## WORK INSTRUCTIONS:
Work out how many lines of the records hold the string "Size", and reply with that number alone.

## EXERCISE INPUT:

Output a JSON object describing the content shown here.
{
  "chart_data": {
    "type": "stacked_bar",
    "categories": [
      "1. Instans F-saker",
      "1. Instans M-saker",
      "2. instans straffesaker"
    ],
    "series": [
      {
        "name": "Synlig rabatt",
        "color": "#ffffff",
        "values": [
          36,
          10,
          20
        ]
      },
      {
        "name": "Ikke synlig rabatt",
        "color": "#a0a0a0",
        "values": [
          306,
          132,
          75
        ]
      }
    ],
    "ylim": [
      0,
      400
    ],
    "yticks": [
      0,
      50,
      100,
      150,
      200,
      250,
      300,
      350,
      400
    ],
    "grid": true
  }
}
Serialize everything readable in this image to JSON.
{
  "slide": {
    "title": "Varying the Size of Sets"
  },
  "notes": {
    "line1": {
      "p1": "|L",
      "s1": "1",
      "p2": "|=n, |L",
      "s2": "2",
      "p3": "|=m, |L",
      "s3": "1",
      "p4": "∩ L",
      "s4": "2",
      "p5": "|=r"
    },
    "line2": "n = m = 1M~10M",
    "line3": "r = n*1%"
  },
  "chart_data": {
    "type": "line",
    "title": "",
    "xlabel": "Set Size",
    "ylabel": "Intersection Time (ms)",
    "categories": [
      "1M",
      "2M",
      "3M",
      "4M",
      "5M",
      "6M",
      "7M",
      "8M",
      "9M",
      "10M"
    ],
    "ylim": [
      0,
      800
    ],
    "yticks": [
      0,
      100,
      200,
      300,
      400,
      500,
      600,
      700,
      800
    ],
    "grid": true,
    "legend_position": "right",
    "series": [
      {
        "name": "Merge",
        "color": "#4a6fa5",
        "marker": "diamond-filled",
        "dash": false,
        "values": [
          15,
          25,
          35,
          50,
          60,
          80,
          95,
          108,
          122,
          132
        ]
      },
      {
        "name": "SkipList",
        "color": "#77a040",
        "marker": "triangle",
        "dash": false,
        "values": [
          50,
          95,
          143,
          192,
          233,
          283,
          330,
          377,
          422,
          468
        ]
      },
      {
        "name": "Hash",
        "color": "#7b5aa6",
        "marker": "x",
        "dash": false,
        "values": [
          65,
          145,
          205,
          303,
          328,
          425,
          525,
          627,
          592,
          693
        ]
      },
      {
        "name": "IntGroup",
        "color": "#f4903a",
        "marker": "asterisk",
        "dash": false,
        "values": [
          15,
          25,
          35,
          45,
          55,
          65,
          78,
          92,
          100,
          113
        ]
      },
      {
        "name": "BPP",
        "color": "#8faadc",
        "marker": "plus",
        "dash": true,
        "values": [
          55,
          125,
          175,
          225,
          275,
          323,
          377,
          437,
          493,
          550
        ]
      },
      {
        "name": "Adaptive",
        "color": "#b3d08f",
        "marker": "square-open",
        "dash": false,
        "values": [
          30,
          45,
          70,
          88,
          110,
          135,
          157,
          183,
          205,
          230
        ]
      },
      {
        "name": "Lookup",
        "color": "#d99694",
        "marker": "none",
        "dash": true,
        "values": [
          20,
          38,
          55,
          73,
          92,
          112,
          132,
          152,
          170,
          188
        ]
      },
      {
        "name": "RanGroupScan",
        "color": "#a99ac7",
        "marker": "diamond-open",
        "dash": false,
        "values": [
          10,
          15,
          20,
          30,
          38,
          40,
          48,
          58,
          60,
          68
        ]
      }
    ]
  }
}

## THE ANSWER:
2